#### Exercise:
Copy the records that follow exactly as written, but not their pictures.

[Recorded data]
——————
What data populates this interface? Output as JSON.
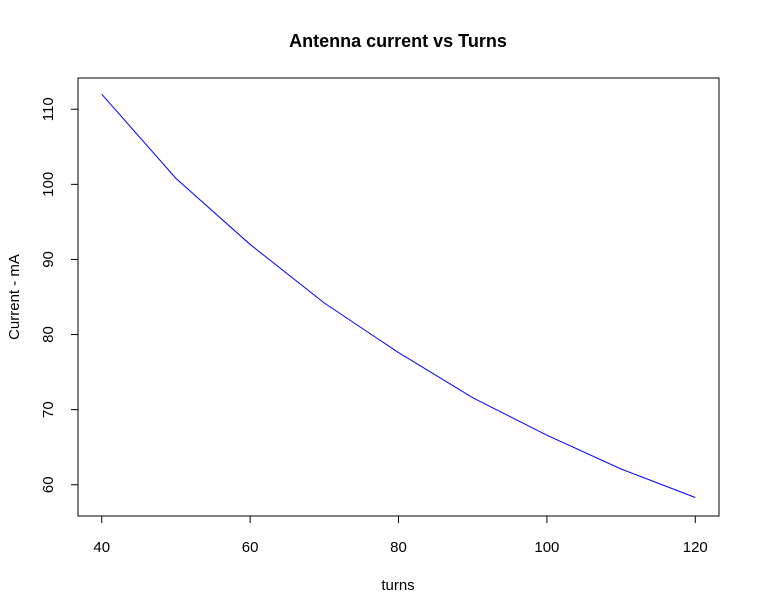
{
  "chart_data": {
    "type": "line",
    "title": "Antenna current vs Turns",
    "xlabel": "turns",
    "ylabel": "Current - mA",
    "xlim": [
      36.8,
      123.2
    ],
    "ylim": [
      55.84,
      114.16
    ],
    "xticks": [
      40,
      60,
      80,
      100,
      120
    ],
    "yticks": [
      60,
      70,
      80,
      90,
      100,
      110
    ],
    "xtick_labels": [
      "40",
      "60",
      "80",
      "100",
      "120"
    ],
    "ytick_labels": [
      "60",
      "70",
      "80",
      "90",
      "100",
      "110"
    ],
    "grid": false,
    "line_color": "#0000ff",
    "series": [
      {
        "x": [
          40,
          50,
          60,
          70,
          80,
          90,
          100,
          110,
          120
        ],
        "y": [
          112.0,
          100.8,
          92.0,
          84.2,
          77.6,
          71.6,
          66.6,
          62.1,
          58.3
        ]
      }
    ]
  }
}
——————
#### Answer for this exercise:
What data populates this interface? Output as JSON.
{
  "chart_data": {
    "type": "line",
    "title": "Antenna current vs Turns",
    "xlabel": "turns",
    "ylabel": "Current - mA",
    "xlim": [
      36.8,
      123.2
    ],
    "ylim": [
      55.84,
      114.16
    ],
    "xticks": [
      40,
      60,
      80,
      100,
      120
    ],
    "yticks": [
      60,
      70,
      80,
      90,
      100,
      110
    ],
    "xtick_labels": [
      "40",
      "60",
      "80",
      "100",
      "120"
    ],
    "ytick_labels": [
      "60",
      "70",
      "80",
      "90",
      "100",
      "110"
    ],
    "grid": false,
    "line_color": "#0000ff",
    "series": [
      {
        "x": [
          40,
          50,
          60,
          70,
          80,
          90,
          100,
          110,
          120
        ],
        "y": [
          112.0,
          100.8,
          92.0,
          84.2,
          77.6,
          71.6,
          66.6,
          62.1,
          58.3
        ]
      }
    ]
  }
}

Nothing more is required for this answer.